= Supplied material =
════════════════
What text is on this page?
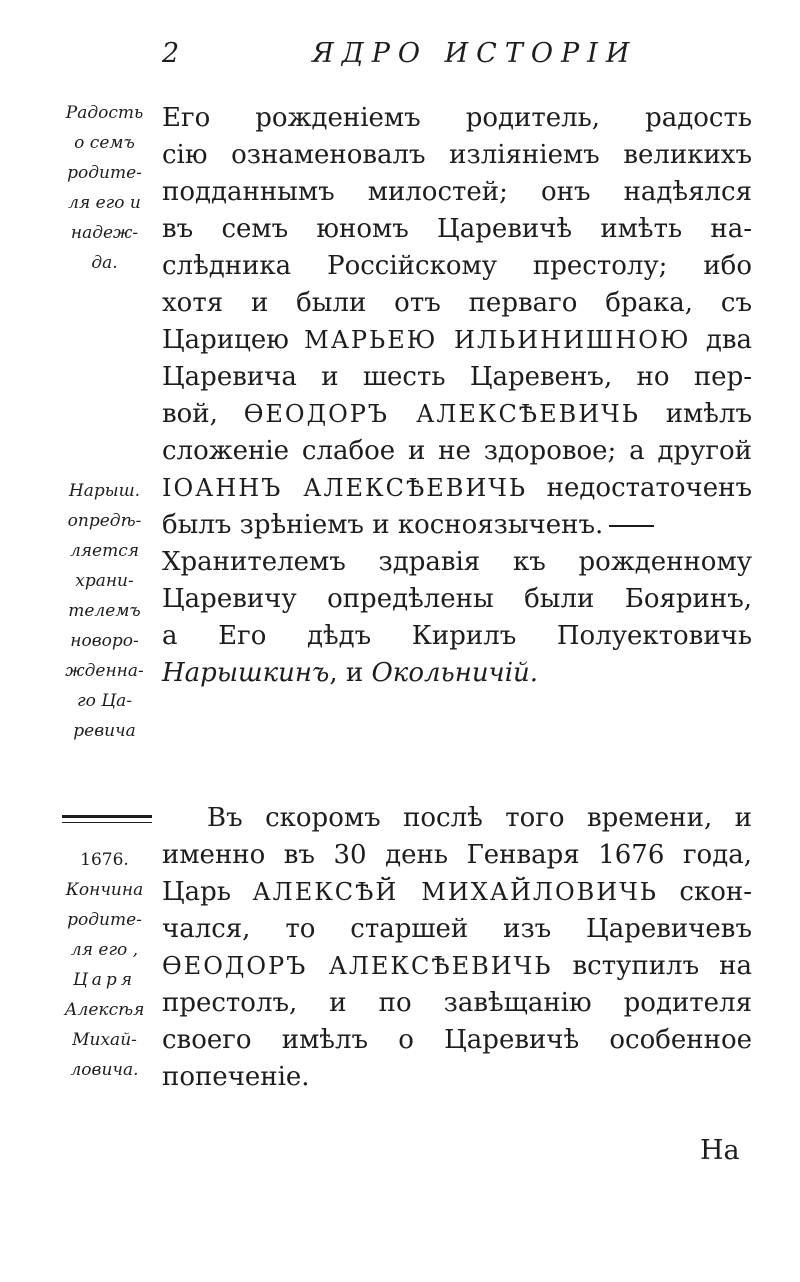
2	ЯДРО ИСТОРІИ
Радость
о семъ
родите-
ля его и
надеж-
да.
Нарыш.
опредѣ-
ляется
храни-
телемъ
новоро-
жденна-
го Ца-
ревича
1676.
Кончина
родите-
ля его ,
Царя
Алексѣя
Михай-
ловича.

Его рожденіемъ родитель, радость
сію ознаменовалъ изліяніемъ великихъ
подданнымъ милостей; онъ надѣялся
въ семъ юномъ Царевичѣ имѣть на-
слѣдника Россійскому престолу; ибо
хотя и были отъ перваго брака, съ
Царицею МАРЬЕЮ ИЛЬИНИШНОЮ два
Царевича и шесть Царевенъ, но пер-
вой, ѲЕОДОРЪ АЛЕКСѢЕВИЧЬ имѣлъ
сложеніе слабое и не здоровое; а другой
ІОАННЪ АЛЕКСѢЕВИЧЬ недостаточенъ
былъ зрѣніемъ и косноязыченъ.
Хранителемъ здравія къ рожденному
Царевичу опредѣлены были Бояринъ,
а Его дѣдъ Кирилъ Полуектовичь
Нарышкинъ, и Окольничій.

Въ скоромъ послѣ того времени, и
именно въ 30 день Генваря 1676 года,
Царь АЛЕКСѢЙ МИХАЙЛОВИЧЬ скон-
чался, то старшей изъ Царевичевъ
ѲЕОДОРЪ АЛЕКСѢЕВИЧЬ вступилъ на
престолъ, и по завѣщанію родителя
своего имѣлъ о Царевичѣ особенное
попеченіе.

На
════════════════
= Written task =
Count how many lines above contain the word "АЛЕКСѢЕВИЧЬ". Reply with the number alone.

= The solution =
3